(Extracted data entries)
* Begin *

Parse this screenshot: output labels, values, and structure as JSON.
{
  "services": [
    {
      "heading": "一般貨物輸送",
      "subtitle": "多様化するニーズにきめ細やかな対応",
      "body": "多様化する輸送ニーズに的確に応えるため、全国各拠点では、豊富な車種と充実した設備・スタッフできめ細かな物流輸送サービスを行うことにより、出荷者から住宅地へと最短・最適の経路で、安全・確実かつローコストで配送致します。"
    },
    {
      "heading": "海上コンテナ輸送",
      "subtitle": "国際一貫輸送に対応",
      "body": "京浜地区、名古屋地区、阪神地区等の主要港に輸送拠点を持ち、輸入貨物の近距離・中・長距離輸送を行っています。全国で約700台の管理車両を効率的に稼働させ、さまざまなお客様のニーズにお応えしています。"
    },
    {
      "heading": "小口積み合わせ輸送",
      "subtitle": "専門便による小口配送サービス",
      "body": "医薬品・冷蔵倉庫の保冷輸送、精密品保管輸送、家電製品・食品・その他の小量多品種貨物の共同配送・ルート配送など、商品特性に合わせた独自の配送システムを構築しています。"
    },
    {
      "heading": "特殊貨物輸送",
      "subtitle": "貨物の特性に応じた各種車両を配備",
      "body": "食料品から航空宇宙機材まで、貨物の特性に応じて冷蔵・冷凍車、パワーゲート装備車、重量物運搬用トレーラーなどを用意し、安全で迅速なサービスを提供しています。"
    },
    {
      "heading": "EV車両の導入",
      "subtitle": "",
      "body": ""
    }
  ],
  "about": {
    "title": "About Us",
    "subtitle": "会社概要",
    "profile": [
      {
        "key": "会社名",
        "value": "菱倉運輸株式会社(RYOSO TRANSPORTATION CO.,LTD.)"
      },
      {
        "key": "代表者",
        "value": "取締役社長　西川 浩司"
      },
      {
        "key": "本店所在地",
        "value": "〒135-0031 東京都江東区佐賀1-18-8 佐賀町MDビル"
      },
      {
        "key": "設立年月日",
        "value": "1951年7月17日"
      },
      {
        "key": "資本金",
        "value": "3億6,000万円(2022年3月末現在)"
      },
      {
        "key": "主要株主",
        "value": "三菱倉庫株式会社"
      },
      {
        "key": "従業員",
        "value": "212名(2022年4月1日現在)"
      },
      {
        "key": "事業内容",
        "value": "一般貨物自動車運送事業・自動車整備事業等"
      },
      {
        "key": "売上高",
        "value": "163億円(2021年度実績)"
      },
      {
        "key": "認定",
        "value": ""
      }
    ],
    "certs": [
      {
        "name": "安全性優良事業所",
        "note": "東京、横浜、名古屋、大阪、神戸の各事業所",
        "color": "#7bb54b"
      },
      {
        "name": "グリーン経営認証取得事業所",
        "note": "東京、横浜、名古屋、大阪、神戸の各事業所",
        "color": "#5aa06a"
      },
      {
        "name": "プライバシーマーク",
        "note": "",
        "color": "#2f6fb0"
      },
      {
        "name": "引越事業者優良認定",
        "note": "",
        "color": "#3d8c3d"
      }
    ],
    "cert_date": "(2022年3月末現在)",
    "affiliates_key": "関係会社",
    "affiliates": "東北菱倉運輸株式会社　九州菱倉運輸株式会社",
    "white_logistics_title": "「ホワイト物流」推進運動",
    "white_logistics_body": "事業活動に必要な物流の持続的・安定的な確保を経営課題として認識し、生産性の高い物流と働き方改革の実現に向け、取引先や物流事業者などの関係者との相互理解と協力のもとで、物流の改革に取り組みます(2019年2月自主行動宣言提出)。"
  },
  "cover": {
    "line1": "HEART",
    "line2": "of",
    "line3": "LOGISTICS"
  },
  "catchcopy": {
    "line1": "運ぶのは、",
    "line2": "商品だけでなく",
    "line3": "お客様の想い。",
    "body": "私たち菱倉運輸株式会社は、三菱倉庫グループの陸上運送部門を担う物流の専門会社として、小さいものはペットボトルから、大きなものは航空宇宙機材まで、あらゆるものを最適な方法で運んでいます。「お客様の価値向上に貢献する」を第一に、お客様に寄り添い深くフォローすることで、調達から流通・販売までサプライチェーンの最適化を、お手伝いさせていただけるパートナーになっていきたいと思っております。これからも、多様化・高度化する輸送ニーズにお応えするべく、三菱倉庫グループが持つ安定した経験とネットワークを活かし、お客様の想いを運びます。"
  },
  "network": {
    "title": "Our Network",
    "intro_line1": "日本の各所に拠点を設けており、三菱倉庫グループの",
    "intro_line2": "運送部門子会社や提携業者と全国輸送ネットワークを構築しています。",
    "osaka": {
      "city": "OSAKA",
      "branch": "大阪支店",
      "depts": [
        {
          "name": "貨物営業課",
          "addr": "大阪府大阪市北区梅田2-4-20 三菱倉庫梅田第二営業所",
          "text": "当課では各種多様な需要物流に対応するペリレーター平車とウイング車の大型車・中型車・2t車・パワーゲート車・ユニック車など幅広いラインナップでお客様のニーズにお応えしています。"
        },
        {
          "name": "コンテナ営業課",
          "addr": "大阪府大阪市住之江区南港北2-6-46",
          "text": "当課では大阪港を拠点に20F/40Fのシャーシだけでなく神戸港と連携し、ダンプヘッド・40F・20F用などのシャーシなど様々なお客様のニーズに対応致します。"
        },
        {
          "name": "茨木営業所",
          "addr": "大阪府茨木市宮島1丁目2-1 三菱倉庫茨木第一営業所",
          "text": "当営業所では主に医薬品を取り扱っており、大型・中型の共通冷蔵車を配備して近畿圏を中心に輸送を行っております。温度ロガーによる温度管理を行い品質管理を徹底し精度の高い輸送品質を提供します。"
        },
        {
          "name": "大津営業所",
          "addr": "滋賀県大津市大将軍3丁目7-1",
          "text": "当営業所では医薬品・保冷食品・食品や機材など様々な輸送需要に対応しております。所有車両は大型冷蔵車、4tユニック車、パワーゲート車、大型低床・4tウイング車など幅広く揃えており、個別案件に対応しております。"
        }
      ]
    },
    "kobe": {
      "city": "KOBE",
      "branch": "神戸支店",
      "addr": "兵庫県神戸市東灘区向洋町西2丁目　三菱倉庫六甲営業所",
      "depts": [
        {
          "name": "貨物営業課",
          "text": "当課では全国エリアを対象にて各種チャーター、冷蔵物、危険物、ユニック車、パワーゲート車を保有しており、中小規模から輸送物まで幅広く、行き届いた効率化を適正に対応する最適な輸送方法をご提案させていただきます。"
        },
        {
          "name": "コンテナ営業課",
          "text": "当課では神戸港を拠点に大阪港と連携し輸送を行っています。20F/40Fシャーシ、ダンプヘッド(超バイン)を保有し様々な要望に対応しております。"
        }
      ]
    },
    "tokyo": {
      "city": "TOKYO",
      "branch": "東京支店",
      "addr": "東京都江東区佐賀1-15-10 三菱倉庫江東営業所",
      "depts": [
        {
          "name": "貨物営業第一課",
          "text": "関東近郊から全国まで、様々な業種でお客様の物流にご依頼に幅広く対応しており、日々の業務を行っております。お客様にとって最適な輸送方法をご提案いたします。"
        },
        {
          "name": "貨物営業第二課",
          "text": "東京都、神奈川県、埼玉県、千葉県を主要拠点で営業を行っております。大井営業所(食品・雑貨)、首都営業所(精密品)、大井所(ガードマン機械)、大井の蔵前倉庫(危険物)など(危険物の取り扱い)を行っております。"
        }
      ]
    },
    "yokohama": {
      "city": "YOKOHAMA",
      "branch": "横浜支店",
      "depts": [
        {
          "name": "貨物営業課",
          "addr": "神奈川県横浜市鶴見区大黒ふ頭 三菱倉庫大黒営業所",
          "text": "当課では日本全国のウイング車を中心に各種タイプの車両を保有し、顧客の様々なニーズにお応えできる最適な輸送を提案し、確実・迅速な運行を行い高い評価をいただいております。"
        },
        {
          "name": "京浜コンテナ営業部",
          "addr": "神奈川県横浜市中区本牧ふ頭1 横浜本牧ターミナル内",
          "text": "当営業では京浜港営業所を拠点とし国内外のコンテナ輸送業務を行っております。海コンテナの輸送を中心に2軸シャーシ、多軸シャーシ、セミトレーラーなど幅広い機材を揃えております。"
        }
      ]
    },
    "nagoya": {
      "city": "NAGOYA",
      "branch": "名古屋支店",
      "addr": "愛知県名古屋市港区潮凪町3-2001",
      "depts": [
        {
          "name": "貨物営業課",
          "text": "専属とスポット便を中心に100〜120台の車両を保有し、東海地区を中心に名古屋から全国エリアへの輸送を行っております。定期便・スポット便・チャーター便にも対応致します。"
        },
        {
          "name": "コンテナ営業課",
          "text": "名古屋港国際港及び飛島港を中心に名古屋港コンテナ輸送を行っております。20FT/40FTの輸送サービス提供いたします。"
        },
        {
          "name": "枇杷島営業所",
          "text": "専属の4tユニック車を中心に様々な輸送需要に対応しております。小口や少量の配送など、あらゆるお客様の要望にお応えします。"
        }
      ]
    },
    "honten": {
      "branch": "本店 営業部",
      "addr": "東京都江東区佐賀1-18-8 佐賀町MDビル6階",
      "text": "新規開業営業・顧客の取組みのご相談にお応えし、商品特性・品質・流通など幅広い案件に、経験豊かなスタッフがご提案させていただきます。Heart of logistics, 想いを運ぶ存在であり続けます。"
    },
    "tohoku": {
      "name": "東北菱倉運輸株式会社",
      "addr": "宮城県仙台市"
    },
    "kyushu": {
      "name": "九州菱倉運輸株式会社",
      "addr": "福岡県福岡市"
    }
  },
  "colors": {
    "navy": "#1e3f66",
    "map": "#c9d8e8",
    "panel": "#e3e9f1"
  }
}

* End *
* Begin *

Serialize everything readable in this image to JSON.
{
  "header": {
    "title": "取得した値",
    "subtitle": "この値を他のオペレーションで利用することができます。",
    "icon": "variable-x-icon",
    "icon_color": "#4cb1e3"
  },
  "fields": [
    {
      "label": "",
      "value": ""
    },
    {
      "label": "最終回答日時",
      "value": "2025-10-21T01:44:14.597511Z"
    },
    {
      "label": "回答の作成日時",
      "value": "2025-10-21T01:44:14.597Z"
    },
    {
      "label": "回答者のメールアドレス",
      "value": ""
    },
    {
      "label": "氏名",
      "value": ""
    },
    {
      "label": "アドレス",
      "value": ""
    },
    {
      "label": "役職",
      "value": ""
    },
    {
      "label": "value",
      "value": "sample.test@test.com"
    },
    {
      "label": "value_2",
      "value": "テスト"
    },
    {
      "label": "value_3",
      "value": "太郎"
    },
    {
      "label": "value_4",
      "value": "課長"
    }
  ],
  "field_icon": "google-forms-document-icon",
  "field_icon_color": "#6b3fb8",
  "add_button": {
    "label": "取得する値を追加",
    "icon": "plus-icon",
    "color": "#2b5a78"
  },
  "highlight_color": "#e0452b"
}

* End *

GOAL = Using the entries above, find all lines with "city". Copy them.

COMPLETE OUTPUT =
      "city": "OSAKA",
      "city": "KOBE",
      "city": "TOKYO",
      "city": "YOKOHAMA",
      "city": "NAGOYA",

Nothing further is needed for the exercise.